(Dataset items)
## BEGIN
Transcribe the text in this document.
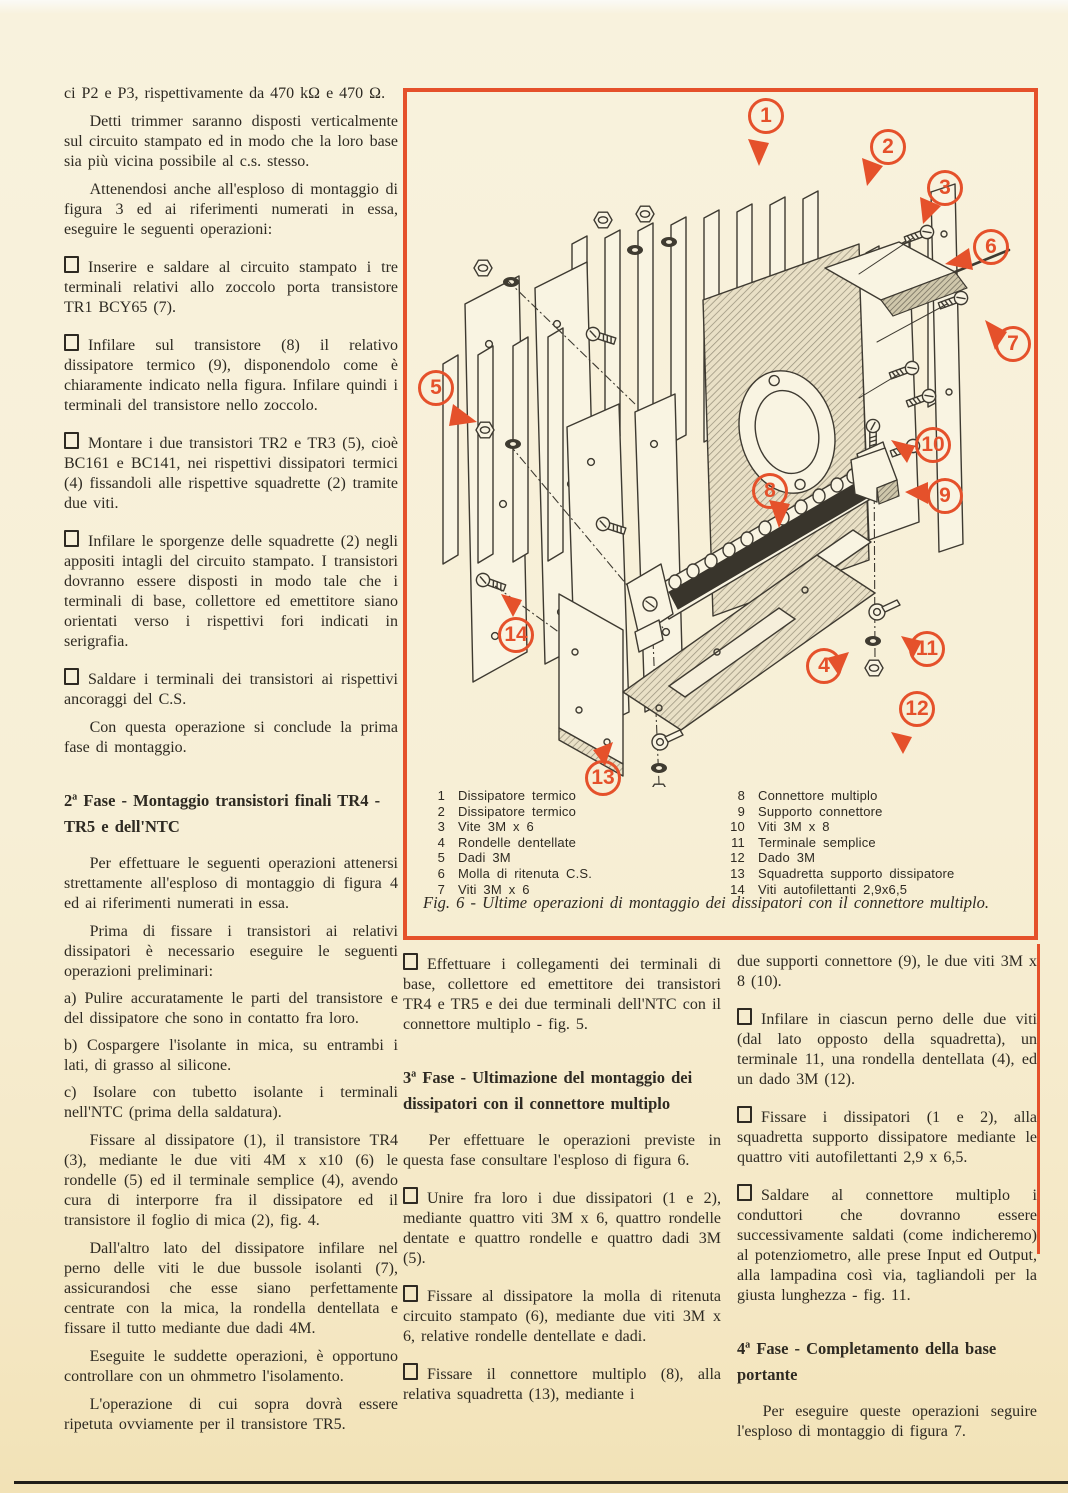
ci P2 e P3, rispettivamente da 470 kΩ e 470 Ω.

Detti trimmer saranno disposti verticalmente sul circuito stampato ed in modo che la loro base sia più vicina possibile al c.s. stesso.

Attenendosi anche all'esploso di montaggio di figura 3 ed ai riferimenti numerati in essa, eseguire le seguenti operazioni:

Inserire e saldare al circuito stampato i tre terminali relativi allo zoccolo porta transistore TR1 BCY65 (7).

Infilare sul transistore (8) il relativo dissipatore termico (9), disponendolo come è chiaramente indicato nella figura. Infilare quindi i terminali del transistore nello zoccolo.

Montare i due transistori TR2 e TR3 (5), cioè BC161 e BC141, nei rispettivi dissipatori termici (4) fissandoli alle rispettive squadrette (2) tramite due viti.

Infilare le sporgenze delle squadrette (2) negli appositi intagli del circuito stampato. I transistori dovranno essere disposti in modo tale che i terminali di base, collettore ed emettitore siano orientati verso i rispettivi fori indicati in serigrafia.

Saldare i terminali dei transistori ai rispettivi ancoraggi del C.S.

Con questa operazione si conclude la prima fase di montaggio.

2ª Fase - Montaggio transistori finali TR4 - TR5 e dell'NTC

Per effettuare le seguenti operazioni attenersi strettamente all'esploso di montaggio di figura 4 ed ai riferimenti numerati in essa.

Prima di fissare i transistori ai relativi dissipatori è necessario eseguire le seguenti operazioni preliminari:

a) Pulire accuratamente le parti del transistore e del dissipatore che sono in contatto fra loro.

b) Cospargere l'isolante in mica, su entrambi i lati, di grasso al silicone.

c) Isolare con tubetto isolante i terminali nell'NTC (prima della saldatura).

Fissare al dissipatore (1), il transistore TR4 (3), mediante le due viti 4M x x10 (6) le rondelle (5) ed il terminale semplice (4), avendo cura di interporre fra il dissipatore ed il transistore il foglio di mica (2), fig. 4.

Dall'altro lato del dissipatore infilare nel perno delle viti le due bussole isolanti (7), assicurandosi che esse siano perfettamente centrate con la mica, la rondella dentellata e fissare il tutto mediante due dadi 4M.

Eseguite le suddette operazioni, è opportuno controllare con un ohmmetro l'isolamento.

L'operazione di cui sopra dovrà essere ripetuta ovviamente per il transistore TR5.

1
2
3
6
7
5
10
9
8
14
11
4
12
13
1 Dissipatore termico
2 Dissipatore termico
3 Vite 3M x 6
4 Rondelle dentellate
5 Dadi 3M
6 Molla di ritenuta C.S.
7 Viti 3M x 6
8 Connettore multiplo
9 Supporto connettore
10 Viti 3M x 8
11 Terminale semplice
12 Dado 3M
13 Squadretta supporto dissipatore
14 Viti autofilettanti 2,9x6,5
Fig. 6 - Ultime operazioni di montaggio dei dissipatori con il connettore multiplo.

Effettuare i collegamenti dei terminali di base, collettore ed emettitore dei transistori TR4 e TR5 e dei due terminali dell'NTC con il connettore multiplo - fig. 5.

3ª Fase - Ultimazione del montaggio dei dissipatori con il connettore multiplo

Per effettuare le operazioni previste in questa fase consultare l'esploso di figura 6.

Unire fra loro i due dissipatori (1 e 2), mediante quattro viti 3M x 6, quattro rondelle dentate e quattro rondelle e quattro dadi 3M (5).

Fissare al dissipatore la molla di ritenuta circuito stampato (6), mediante due viti 3M x 6, relative rondelle dentellate e dadi.

Fissare il connettore multiplo (8), alla relativa squadretta (13), mediante i

due supporti connettore (9), le due viti 3M x 8 (10).

Infilare in ciascun perno delle due viti (dal lato opposto della squadretta), un terminale 11, una rondella dentellata (4), ed un dado 3M (12).

Fissare i dissipatori (1 e 2), alla squadretta supporto dissipatore mediante le quattro viti autofilettanti 2,9 x 6,5.

Saldare al connettore multiplo i conduttori che dovranno essere successivamente saldati (come indicheremo) al potenziometro, alle prese Input ed Output, alla lampadina così via, tagliandoli per la giusta lunghezza - fig. 11.

4ª Fase - Completamento della base portante

Per eseguire queste operazioni seguire l'esploso di montaggio di figura 7.
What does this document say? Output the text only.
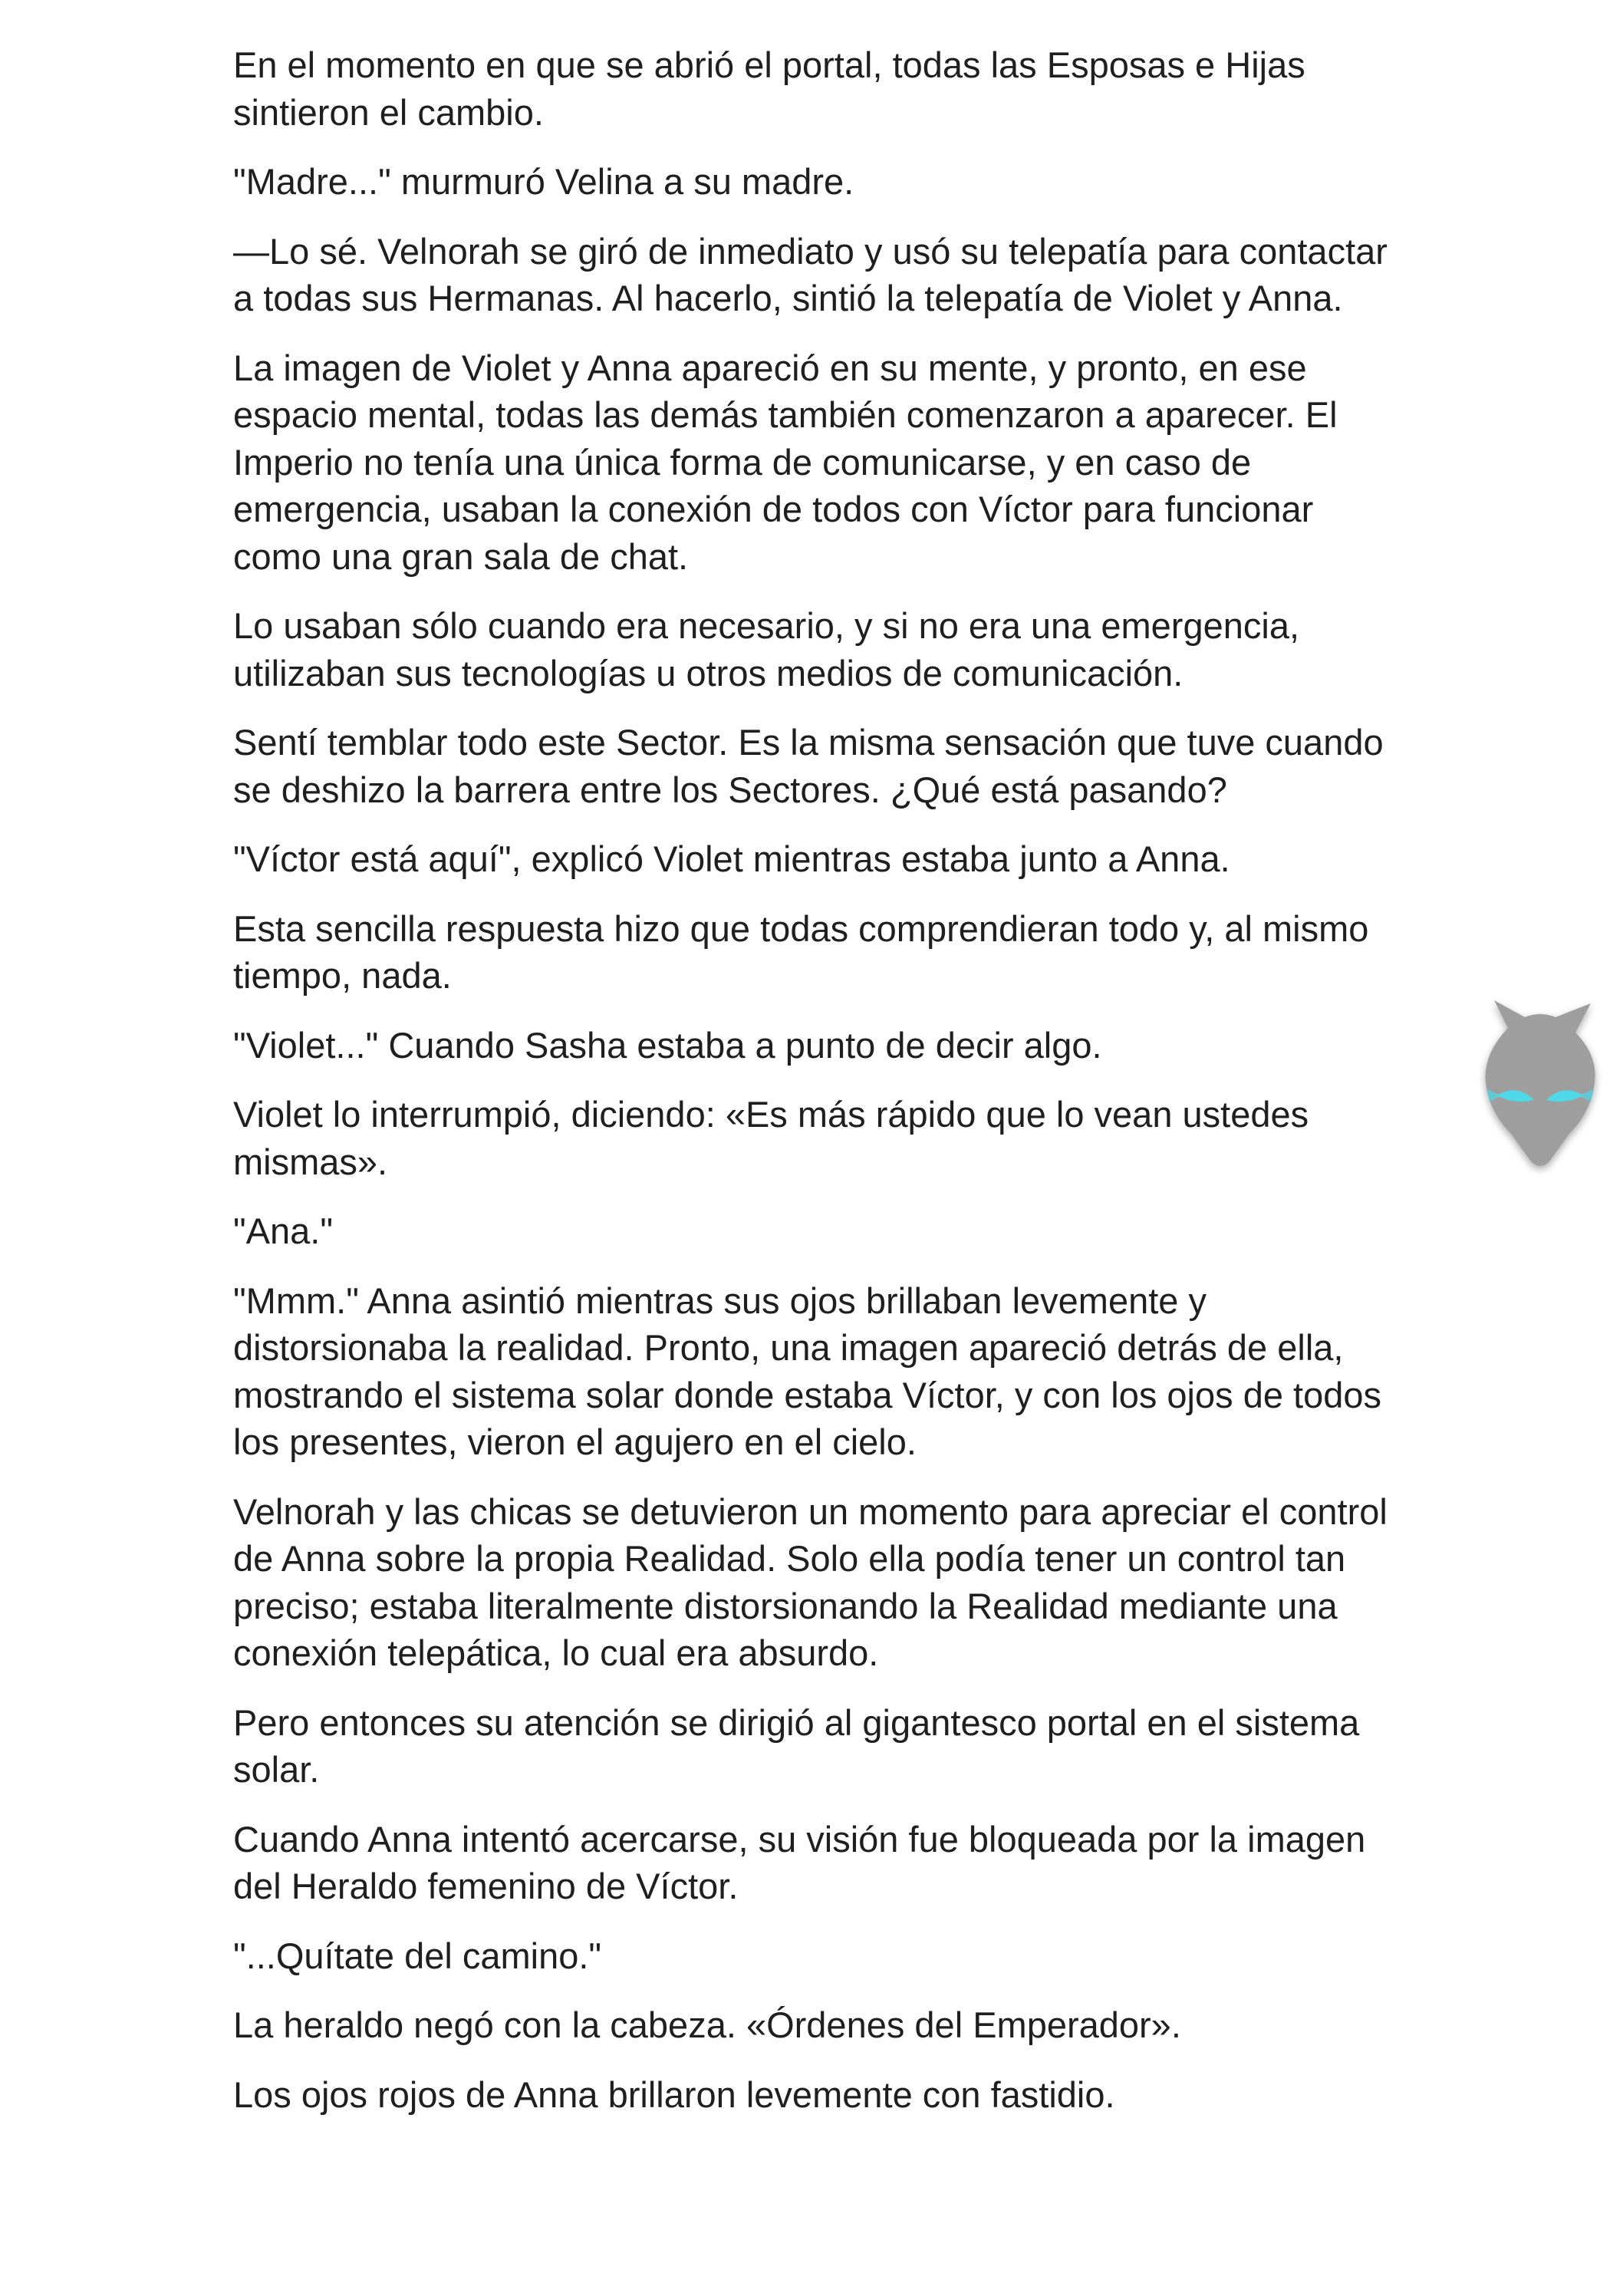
En el momento en que se abrió el portal, todas las Esposas e Hijas sintieron el cambio.

"Madre..." murmuró Velina a su madre.

—Lo sé. Velnorah se giró de inmediato y usó su telepatía para contactar a todas sus Hermanas. Al hacerlo, sintió la telepatía de Violet y Anna.

La imagen de Violet y Anna apareció en su mente, y pronto, en ese espacio mental, todas las demás también comenzaron a aparecer. El Imperio no tenía una única forma de comunicarse, y en caso de emergencia, usaban la conexión de todos con Víctor para funcionar como una gran sala de chat.

Lo usaban sólo cuando era necesario, y si no era una emergencia, utilizaban sus tecnologías u otros medios de comunicación.

Sentí temblar todo este Sector. Es la misma sensación que tuve cuando se deshizo la barrera entre los Sectores. ¿Qué está pasando?

"Víctor está aquí", explicó Violet mientras estaba junto a Anna.

Esta sencilla respuesta hizo que todas comprendieran todo y, al mismo tiempo, nada.

"Violet..." Cuando Sasha estaba a punto de decir algo.

Violet lo interrumpió, diciendo: «Es más rápido que lo vean ustedes mismas».

"Ana."

"Mmm." Anna asintió mientras sus ojos brillaban levemente y distorsionaba la realidad. Pronto, una imagen apareció detrás de ella, mostrando el sistema solar donde estaba Víctor, y con los ojos de todos los presentes, vieron el agujero en el cielo.

Velnorah y las chicas se detuvieron un momento para apreciar el control de Anna sobre la propia Realidad. Solo ella podía tener un control tan preciso; estaba literalmente distorsionando la Realidad mediante una conexión telepática, lo cual era absurdo.

Pero entonces su atención se dirigió al gigantesco portal en el sistema solar.

Cuando Anna intentó acercarse, su visión fue bloqueada por la imagen del Heraldo femenino de Víctor.

"...Quítate del camino."

La heraldo negó con la cabeza. «Órdenes del Emperador».

Los ojos rojos de Anna brillaron levemente con fastidio.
## END
PROBLEM STATEMENT = Transcribe the records above exactly, omitting every picture they contain.

COMPLETE OUTPUT =
Transcribe the text in this document.
ci P2 e P3, rispettivamente da 470 kΩ e 470 Ω.

Detti trimmer saranno disposti verticalmente sul circuito stampato ed in modo che la loro base sia più vicina possibile al c.s. stesso.

Attenendosi anche all'esploso di montaggio di figura 3 ed ai riferimenti numerati in essa, eseguire le seguenti operazioni:

Inserire e saldare al circuito stampato i tre terminali relativi allo zoccolo porta transistore TR1 BCY65 (7).

Infilare sul transistore (8) il relativo dissipatore termico (9), disponendolo come è chiaramente indicato nella figura. Infilare quindi i terminali del transistore nello zoccolo.

Montare i due transistori TR2 e TR3 (5), cioè BC161 e BC141, nei rispettivi dissipatori termici (4) fissandoli alle rispettive squadrette (2) tramite due viti.

Infilare le sporgenze delle squadrette (2) negli appositi intagli del circuito stampato. I transistori dovranno essere disposti in modo tale che i terminali di base, collettore ed emettitore siano orientati verso i rispettivi fori indicati in serigrafia.

Saldare i terminali dei transistori ai rispettivi ancoraggi del C.S.

Con questa operazione si conclude la prima fase di montaggio.

2ª Fase - Montaggio transistori finali TR4 - TR5 e dell'NTC

Per effettuare le seguenti operazioni attenersi strettamente all'esploso di montaggio di figura 4 ed ai riferimenti numerati in essa.

Prima di fissare i transistori ai relativi dissipatori è necessario eseguire le seguenti operazioni preliminari:

a) Pulire accuratamente le parti del transistore e del dissipatore che sono in contatto fra loro.

b) Cospargere l'isolante in mica, su entrambi i lati, di grasso al silicone.

c) Isolare con tubetto isolante i terminali nell'NTC (prima della saldatura).

Fissare al dissipatore (1), il transistore TR4 (3), mediante le due viti 4M x x10 (6) le rondelle (5) ed il terminale semplice (4), avendo cura di interporre fra il dissipatore ed il transistore il foglio di mica (2), fig. 4.

Dall'altro lato del dissipatore infilare nel perno delle viti le due bussole isolanti (7), assicurandosi che esse siano perfettamente centrate con la mica, la rondella dentellata e fissare il tutto mediante due dadi 4M.

Eseguite le suddette operazioni, è opportuno controllare con un ohmmetro l'isolamento.

L'operazione di cui sopra dovrà essere ripetuta ovviamente per il transistore TR5.

1
2
3
6
7
5
10
9
8
14
11
4
12
13
1 Dissipatore termico
2 Dissipatore termico
3 Vite 3M x 6
4 Rondelle dentellate
5 Dadi 3M
6 Molla di ritenuta C.S.
7 Viti 3M x 6
8 Connettore multiplo
9 Supporto connettore
10 Viti 3M x 8
11 Terminale semplice
12 Dado 3M
13 Squadretta supporto dissipatore
14 Viti autofilettanti 2,9x6,5
Fig. 6 - Ultime operazioni di montaggio dei dissipatori con il connettore multiplo.

Effettuare i collegamenti dei terminali di base, collettore ed emettitore dei transistori TR4 e TR5 e dei due terminali dell'NTC con il connettore multiplo - fig. 5.

3ª Fase - Ultimazione del montaggio dei dissipatori con il connettore multiplo

Per effettuare le operazioni previste in questa fase consultare l'esploso di figura 6.

Unire fra loro i due dissipatori (1 e 2), mediante quattro viti 3M x 6, quattro rondelle dentate e quattro rondelle e quattro dadi 3M (5).

Fissare al dissipatore la molla di ritenuta circuito stampato (6), mediante due viti 3M x 6, relative rondelle dentellate e dadi.

Fissare il connettore multiplo (8), alla relativa squadretta (13), mediante i

due supporti connettore (9), le due viti 3M x 8 (10).

Infilare in ciascun perno delle due viti (dal lato opposto della squadretta), un terminale 11, una rondella dentellata (4), ed un dado 3M (12).

Fissare i dissipatori (1 e 2), alla squadretta supporto dissipatore mediante le quattro viti autofilettanti 2,9 x 6,5.

Saldare al connettore multiplo i conduttori che dovranno essere successivamente saldati (come indicheremo) al potenziometro, alle prese Input ed Output, alla lampadina così via, tagliandoli per la giusta lunghezza - fig. 11.

4ª Fase - Completamento della base portante

Per eseguire queste operazioni seguire l'esploso di montaggio di figura 7.
What does this document say? Output the text only.
En el momento en que se abrió el portal, todas las Esposas e Hijas sintieron el cambio.

"Madre..." murmuró Velina a su madre.

—Lo sé. Velnorah se giró de inmediato y usó su telepatía para contactar a todas sus Hermanas. Al hacerlo, sintió la telepatía de Violet y Anna.

La imagen de Violet y Anna apareció en su mente, y pronto, en ese espacio mental, todas las demás también comenzaron a aparecer. El Imperio no tenía una única forma de comunicarse, y en caso de emergencia, usaban la conexión de todos con Víctor para funcionar como una gran sala de chat.

Lo usaban sólo cuando era necesario, y si no era una emergencia, utilizaban sus tecnologías u otros medios de comunicación.

Sentí temblar todo este Sector. Es la misma sensación que tuve cuando se deshizo la barrera entre los Sectores. ¿Qué está pasando?

"Víctor está aquí", explicó Violet mientras estaba junto a Anna.

Esta sencilla respuesta hizo que todas comprendieran todo y, al mismo tiempo, nada.

"Violet..." Cuando Sasha estaba a punto de decir algo.

Violet lo interrumpió, diciendo: «Es más rápido que lo vean ustedes mismas».

"Ana."

"Mmm." Anna asintió mientras sus ojos brillaban levemente y distorsionaba la realidad. Pronto, una imagen apareció detrás de ella, mostrando el sistema solar donde estaba Víctor, y con los ojos de todos los presentes, vieron el agujero en el cielo.

Velnorah y las chicas se detuvieron un momento para apreciar el control de Anna sobre la propia Realidad. Solo ella podía tener un control tan preciso; estaba literalmente distorsionando la Realidad mediante una conexión telepática, lo cual era absurdo.

Pero entonces su atención se dirigió al gigantesco portal en el sistema solar.

Cuando Anna intentó acercarse, su visión fue bloqueada por la imagen del Heraldo femenino de Víctor.

"...Quítate del camino."

La heraldo negó con la cabeza. «Órdenes del Emperador».

Los ojos rojos de Anna brillaron levemente con fastidio.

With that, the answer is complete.